Search the material for the string "تدخل", then return every line where it is found.
--------
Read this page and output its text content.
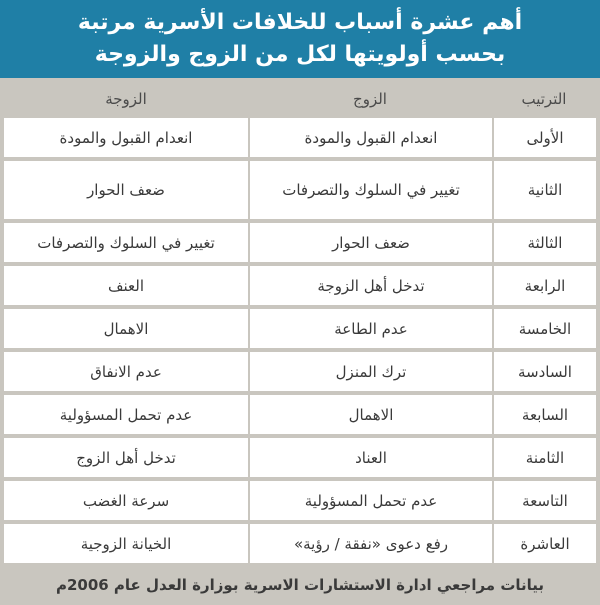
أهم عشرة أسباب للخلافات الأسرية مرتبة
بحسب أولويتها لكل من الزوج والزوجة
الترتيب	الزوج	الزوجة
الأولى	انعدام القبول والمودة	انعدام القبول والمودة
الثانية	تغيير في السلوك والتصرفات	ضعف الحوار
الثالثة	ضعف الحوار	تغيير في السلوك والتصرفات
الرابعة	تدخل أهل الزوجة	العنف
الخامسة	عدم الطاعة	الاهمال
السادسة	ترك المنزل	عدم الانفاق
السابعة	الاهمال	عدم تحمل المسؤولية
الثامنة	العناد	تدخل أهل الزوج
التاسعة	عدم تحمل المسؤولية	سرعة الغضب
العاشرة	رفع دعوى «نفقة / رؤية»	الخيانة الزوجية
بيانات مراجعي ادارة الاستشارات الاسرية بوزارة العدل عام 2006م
--------
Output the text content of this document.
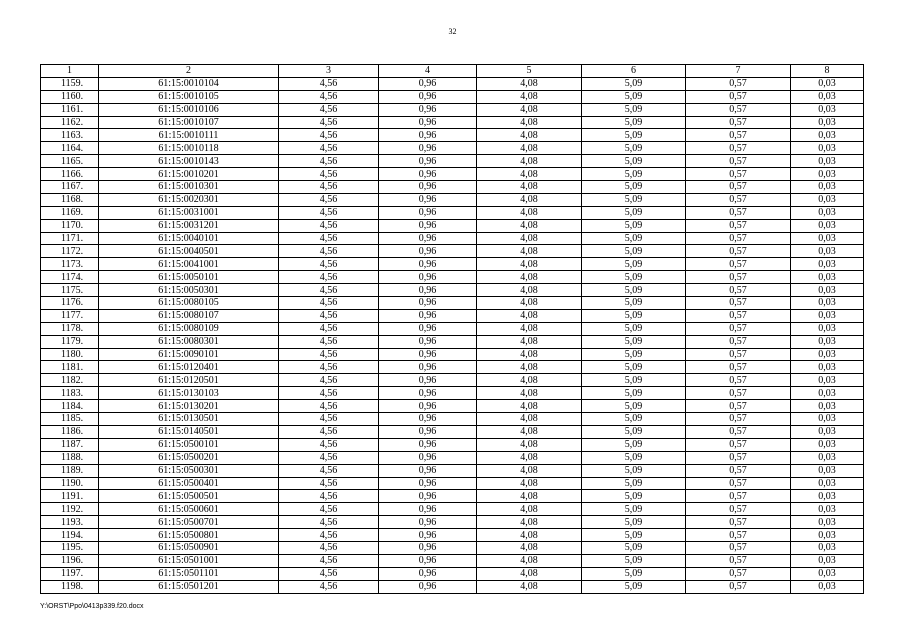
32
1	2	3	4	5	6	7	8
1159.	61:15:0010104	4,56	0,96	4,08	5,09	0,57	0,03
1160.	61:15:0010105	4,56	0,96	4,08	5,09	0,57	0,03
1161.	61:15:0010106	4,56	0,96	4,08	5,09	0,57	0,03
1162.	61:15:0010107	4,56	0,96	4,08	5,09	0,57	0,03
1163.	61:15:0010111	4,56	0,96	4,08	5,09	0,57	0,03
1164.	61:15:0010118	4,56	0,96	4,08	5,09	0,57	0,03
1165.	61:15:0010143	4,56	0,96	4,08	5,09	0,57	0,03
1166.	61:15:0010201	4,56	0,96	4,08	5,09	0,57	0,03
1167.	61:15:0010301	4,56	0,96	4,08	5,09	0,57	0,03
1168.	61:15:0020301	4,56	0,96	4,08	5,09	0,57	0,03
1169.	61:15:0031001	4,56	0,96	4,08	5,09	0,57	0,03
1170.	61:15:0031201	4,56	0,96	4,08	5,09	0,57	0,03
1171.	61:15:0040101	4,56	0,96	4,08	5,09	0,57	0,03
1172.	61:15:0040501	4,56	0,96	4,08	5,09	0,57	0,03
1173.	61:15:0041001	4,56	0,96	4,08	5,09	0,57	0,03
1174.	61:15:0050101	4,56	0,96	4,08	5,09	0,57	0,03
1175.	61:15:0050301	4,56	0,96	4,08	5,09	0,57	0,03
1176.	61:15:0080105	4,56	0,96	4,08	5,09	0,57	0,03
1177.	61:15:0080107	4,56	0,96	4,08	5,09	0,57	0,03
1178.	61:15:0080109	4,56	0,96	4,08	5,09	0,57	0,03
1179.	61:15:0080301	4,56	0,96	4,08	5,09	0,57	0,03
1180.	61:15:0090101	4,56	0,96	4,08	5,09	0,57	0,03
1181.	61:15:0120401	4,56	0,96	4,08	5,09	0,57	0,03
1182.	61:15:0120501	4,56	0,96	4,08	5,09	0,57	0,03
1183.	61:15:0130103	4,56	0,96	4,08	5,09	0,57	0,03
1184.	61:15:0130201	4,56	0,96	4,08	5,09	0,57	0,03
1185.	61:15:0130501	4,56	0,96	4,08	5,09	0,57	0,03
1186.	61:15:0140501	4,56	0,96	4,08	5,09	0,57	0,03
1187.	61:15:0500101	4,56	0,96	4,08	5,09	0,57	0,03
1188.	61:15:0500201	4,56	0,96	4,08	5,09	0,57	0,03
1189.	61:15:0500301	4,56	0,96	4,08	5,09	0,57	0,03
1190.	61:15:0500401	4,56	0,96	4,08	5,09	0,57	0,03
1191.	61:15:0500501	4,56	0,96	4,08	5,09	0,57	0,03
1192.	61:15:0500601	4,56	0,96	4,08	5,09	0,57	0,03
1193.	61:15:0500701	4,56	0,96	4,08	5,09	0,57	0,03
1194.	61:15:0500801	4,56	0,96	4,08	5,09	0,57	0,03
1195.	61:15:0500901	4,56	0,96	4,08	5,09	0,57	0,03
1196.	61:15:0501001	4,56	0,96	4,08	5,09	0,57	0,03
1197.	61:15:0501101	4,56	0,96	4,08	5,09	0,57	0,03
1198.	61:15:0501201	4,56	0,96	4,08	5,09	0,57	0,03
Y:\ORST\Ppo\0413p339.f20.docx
--------
FULL RESPONSE.
الرابعة	تدخل أهل الزوجة	العنف
الثامنة	العناد	تدخل أهل الزوج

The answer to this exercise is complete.